• Exercise directions
Locate the line that contains "Serialize everything readable" in the entries below. Retype it and all following lines through the final one, character for character.

---------- Supplied material ----------

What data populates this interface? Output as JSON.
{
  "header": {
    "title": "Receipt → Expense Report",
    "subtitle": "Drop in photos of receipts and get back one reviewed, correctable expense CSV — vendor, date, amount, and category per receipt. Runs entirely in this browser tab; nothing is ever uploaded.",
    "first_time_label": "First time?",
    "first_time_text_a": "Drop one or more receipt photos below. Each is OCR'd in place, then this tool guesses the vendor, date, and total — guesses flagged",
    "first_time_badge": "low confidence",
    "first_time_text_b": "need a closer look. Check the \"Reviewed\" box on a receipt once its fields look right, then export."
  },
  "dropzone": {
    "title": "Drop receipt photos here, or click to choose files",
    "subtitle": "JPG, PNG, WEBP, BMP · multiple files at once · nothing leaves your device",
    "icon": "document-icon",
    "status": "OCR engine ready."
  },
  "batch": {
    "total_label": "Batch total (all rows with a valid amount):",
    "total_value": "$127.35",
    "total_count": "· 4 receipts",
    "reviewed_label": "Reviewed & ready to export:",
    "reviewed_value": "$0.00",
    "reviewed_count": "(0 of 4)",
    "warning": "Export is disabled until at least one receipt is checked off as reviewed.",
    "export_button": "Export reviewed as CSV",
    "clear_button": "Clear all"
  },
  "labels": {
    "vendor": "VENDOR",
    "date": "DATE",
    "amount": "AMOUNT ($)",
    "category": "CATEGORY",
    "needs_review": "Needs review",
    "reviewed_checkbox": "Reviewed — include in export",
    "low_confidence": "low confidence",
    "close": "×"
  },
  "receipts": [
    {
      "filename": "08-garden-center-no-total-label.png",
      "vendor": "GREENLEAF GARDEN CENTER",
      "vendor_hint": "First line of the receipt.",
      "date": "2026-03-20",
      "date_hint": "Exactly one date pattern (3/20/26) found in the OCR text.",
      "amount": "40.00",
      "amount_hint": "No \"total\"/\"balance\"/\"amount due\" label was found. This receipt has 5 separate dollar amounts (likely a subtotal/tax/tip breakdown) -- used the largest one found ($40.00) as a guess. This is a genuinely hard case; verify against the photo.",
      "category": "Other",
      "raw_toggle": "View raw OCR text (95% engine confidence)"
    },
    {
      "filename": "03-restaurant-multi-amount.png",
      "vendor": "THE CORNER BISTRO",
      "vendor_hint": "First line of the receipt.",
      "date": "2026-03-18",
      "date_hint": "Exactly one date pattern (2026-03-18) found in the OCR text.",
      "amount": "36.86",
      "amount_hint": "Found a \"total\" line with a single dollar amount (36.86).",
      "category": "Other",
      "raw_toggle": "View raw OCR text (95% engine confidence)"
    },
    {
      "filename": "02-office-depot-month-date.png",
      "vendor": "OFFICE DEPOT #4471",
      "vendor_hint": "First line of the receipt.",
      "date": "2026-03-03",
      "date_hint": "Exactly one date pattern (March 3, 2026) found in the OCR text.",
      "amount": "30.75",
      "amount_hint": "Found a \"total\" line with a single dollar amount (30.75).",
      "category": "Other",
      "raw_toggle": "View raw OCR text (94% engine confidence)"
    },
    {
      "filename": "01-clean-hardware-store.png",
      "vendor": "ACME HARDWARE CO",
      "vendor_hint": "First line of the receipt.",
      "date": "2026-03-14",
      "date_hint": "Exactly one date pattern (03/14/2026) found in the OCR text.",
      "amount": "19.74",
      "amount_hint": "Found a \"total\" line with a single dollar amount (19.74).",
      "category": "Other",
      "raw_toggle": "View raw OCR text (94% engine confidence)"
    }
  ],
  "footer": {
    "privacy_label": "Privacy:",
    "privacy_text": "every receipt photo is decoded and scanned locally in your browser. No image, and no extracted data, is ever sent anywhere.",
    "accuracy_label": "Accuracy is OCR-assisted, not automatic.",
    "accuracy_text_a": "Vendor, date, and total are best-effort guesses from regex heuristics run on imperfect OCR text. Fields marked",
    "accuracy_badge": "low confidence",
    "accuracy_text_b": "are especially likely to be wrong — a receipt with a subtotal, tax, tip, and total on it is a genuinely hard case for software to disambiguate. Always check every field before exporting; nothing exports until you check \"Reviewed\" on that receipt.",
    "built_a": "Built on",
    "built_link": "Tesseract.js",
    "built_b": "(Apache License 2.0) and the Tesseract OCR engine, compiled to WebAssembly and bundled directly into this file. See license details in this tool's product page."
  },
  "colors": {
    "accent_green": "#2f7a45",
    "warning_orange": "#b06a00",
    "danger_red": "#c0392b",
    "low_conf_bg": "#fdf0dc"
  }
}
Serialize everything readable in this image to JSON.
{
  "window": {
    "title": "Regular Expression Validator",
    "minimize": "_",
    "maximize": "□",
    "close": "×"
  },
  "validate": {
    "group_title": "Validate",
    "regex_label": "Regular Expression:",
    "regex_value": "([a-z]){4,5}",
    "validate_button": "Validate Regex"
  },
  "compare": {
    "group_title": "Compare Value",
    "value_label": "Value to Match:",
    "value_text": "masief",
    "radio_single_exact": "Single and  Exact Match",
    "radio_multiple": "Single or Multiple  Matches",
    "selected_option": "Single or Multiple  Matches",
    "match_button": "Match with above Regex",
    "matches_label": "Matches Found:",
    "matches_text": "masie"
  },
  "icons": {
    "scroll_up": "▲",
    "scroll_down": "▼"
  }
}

----------

• Expected output
Serialize everything readable in this image to JSON.
{
  "window": {
    "title": "Regular Expression Validator",
    "minimize": "_",
    "maximize": "□",
    "close": "×"
  },
  "validate": {
    "group_title": "Validate",
    "regex_label": "Regular Expression:",
    "regex_value": "([a-z]){4,5}",
    "validate_button": "Validate Regex"
  },
  "compare": {
    "group_title": "Compare Value",
    "value_label": "Value to Match:",
    "value_text": "masief",
    "radio_single_exact": "Single and  Exact Match",
    "radio_multiple": "Single or Multiple  Matches",
    "selected_option": "Single or Multiple  Matches",
    "match_button": "Match with above Regex",
    "matches_label": "Matches Found:",
    "matches_text": "masie"
  },
  "icons": {
    "scroll_up": "▲",
    "scroll_down": "▼"
  }
}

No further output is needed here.